(Dataset listings of figures)
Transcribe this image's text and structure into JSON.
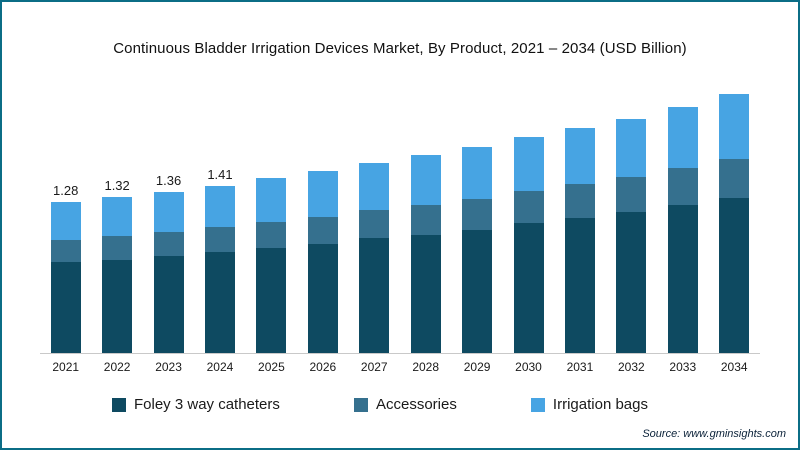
{
  "title": "Continuous Bladder Irrigation Devices Market, By Product, 2021 – 2034 (USD Billion)",
  "source": "Source: www.gminsights.com",
  "colors": {
    "border": "#0b6d86",
    "foley": "#0e4a61",
    "accessories": "#35708e",
    "irrigation": "#47a4e3"
  },
  "chart_data": {
    "type": "bar",
    "stacked": true,
    "title": "Continuous Bladder Irrigation Devices Market, By Product, 2021 – 2034 (USD Billion)",
    "xlabel": "",
    "ylabel": "USD Billion",
    "ylim": [
      0,
      2.3
    ],
    "grid": false,
    "legend_position": "bottom",
    "categories": [
      "2021",
      "2022",
      "2023",
      "2024",
      "2025",
      "2026",
      "2027",
      "2028",
      "2029",
      "2030",
      "2031",
      "2032",
      "2033",
      "2034"
    ],
    "series": [
      {
        "name": "Foley 3 way catheters",
        "color": "#0e4a61",
        "values": [
          0.77,
          0.79,
          0.82,
          0.85,
          0.89,
          0.92,
          0.97,
          1.0,
          1.04,
          1.1,
          1.14,
          1.19,
          1.25,
          1.31
        ]
      },
      {
        "name": "Accessories",
        "color": "#35708e",
        "values": [
          0.19,
          0.2,
          0.2,
          0.21,
          0.22,
          0.23,
          0.24,
          0.25,
          0.26,
          0.27,
          0.29,
          0.3,
          0.31,
          0.33
        ]
      },
      {
        "name": "Irrigation bags",
        "color": "#47a4e3",
        "values": [
          0.32,
          0.33,
          0.34,
          0.35,
          0.37,
          0.39,
          0.4,
          0.42,
          0.44,
          0.46,
          0.47,
          0.49,
          0.52,
          0.55
        ]
      }
    ],
    "totals": [
      1.28,
      1.32,
      1.36,
      1.41,
      1.48,
      1.54,
      1.61,
      1.67,
      1.74,
      1.83,
      1.9,
      1.98,
      2.08,
      2.19
    ],
    "bar_labels": [
      "1.28",
      "1.32",
      "1.36",
      "1.41",
      "",
      "",
      "",
      "",
      "",
      "",
      "",
      "",
      "",
      ""
    ]
  },
  "legend": [
    {
      "label": "Foley 3 way catheters",
      "color": "#0e4a61"
    },
    {
      "label": "Accessories",
      "color": "#35708e"
    },
    {
      "label": "Irrigation bags",
      "color": "#47a4e3"
    }
  ]
}
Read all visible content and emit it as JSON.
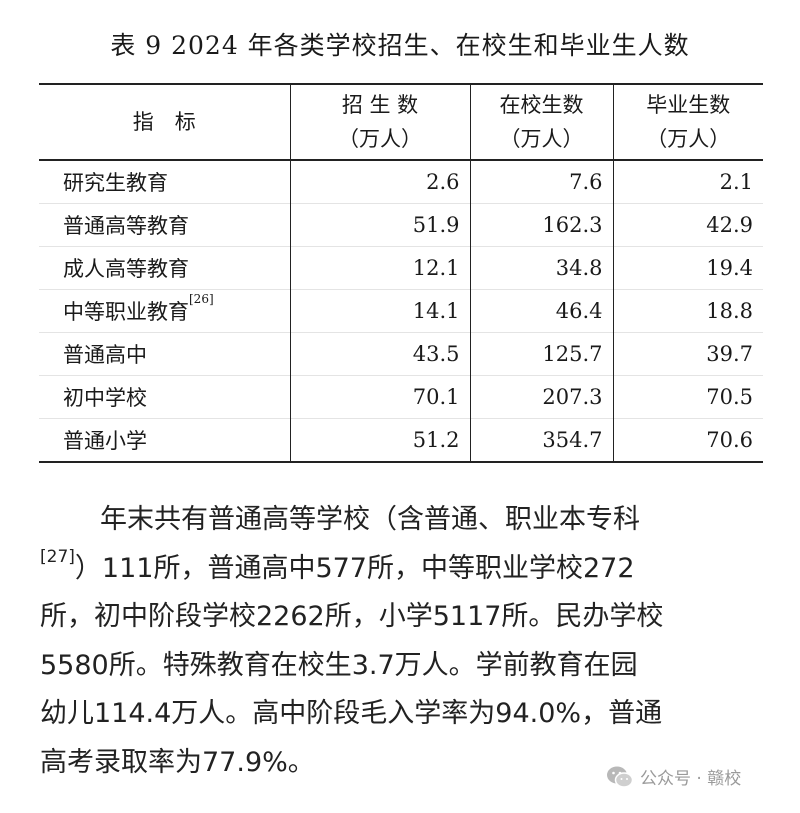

__What you should do__:
Set each line of the records down exactly, leaving every picture out.

__Exercise output__:
Transcribe this image's text and structure into JSON.
{
  "title": "Continuous Bladder Irrigation Devices Market, By Product, 2021 – 2034 (USD Billion)",
  "source": "Source: www.gminsights.com",
  "colors": {
    "border": "#0b6d86",
    "foley": "#0e4a61",
    "accessories": "#35708e",
    "irrigation": "#47a4e3"
  },
  "chart_data": {
    "type": "bar",
    "stacked": true,
    "title": "Continuous Bladder Irrigation Devices Market, By Product, 2021 – 2034 (USD Billion)",
    "xlabel": "",
    "ylabel": "USD Billion",
    "ylim": [
      0,
      2.3
    ],
    "grid": false,
    "legend_position": "bottom",
    "categories": [
      "2021",
      "2022",
      "2023",
      "2024",
      "2025",
      "2026",
      "2027",
      "2028",
      "2029",
      "2030",
      "2031",
      "2032",
      "2033",
      "2034"
    ],
    "series": [
      {
        "name": "Foley 3 way catheters",
        "color": "#0e4a61",
        "values": [
          0.77,
          0.79,
          0.82,
          0.85,
          0.89,
          0.92,
          0.97,
          1.0,
          1.04,
          1.1,
          1.14,
          1.19,
          1.25,
          1.31
        ]
      },
      {
        "name": "Accessories",
        "color": "#35708e",
        "values": [
          0.19,
          0.2,
          0.2,
          0.21,
          0.22,
          0.23,
          0.24,
          0.25,
          0.26,
          0.27,
          0.29,
          0.3,
          0.31,
          0.33
        ]
      },
      {
        "name": "Irrigation bags",
        "color": "#47a4e3",
        "values": [
          0.32,
          0.33,
          0.34,
          0.35,
          0.37,
          0.39,
          0.4,
          0.42,
          0.44,
          0.46,
          0.47,
          0.49,
          0.52,
          0.55
        ]
      }
    ],
    "totals": [
      1.28,
      1.32,
      1.36,
      1.41,
      1.48,
      1.54,
      1.61,
      1.67,
      1.74,
      1.83,
      1.9,
      1.98,
      2.08,
      2.19
    ],
    "bar_labels": [
      "1.28",
      "1.32",
      "1.36",
      "1.41",
      "",
      "",
      "",
      "",
      "",
      "",
      "",
      "",
      "",
      ""
    ]
  },
  "legend": [
    {
      "label": "Foley 3 way catheters",
      "color": "#0e4a61"
    },
    {
      "label": "Accessories",
      "color": "#35708e"
    },
    {
      "label": "Irrigation bags",
      "color": "#47a4e3"
    }
  ]
}
Read all visible content and emit it as JSON.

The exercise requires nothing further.